====== EXERCISE INPUTS
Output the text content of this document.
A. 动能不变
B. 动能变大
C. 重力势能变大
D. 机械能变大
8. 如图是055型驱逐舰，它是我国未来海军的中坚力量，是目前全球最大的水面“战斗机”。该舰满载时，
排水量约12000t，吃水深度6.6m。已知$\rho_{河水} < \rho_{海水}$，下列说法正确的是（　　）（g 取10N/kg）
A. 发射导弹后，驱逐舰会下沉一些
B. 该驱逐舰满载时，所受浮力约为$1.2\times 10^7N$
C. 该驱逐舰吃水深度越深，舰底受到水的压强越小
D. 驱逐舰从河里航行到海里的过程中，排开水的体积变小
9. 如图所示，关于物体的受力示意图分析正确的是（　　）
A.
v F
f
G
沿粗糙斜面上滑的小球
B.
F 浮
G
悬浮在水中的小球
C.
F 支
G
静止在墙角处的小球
============
> [WHAT THE TASK REQUIRES] Write the material out again in its entirety, exactly as shown.

> [SOLUTION TO THIS EXERCISE]
Output the text content of this document.
A. 动能不变
B. 动能变大
C. 重力势能变大
D. 机械能变大
8. 如图是055型驱逐舰，它是我国未来海军的中坚力量，是目前全球最大的水面“战斗机”。该舰满载时，
排水量约12000t，吃水深度6.6m。已知$\rho_{河水} < \rho_{海水}$，下列说法正确的是（　　）（g 取10N/kg）
A. 发射导弹后，驱逐舰会下沉一些
B. 该驱逐舰满载时，所受浮力约为$1.2\times 10^7N$
C. 该驱逐舰吃水深度越深，舰底受到水的压强越小
D. 驱逐舰从河里航行到海里的过程中，排开水的体积变小
9. 如图所示，关于物体的受力示意图分析正确的是（　　）
A.
v F
f
G
沿粗糙斜面上滑的小球
B.
F 浮
G
悬浮在水中的小球
C.
F 支
G
静止在墙角处的小球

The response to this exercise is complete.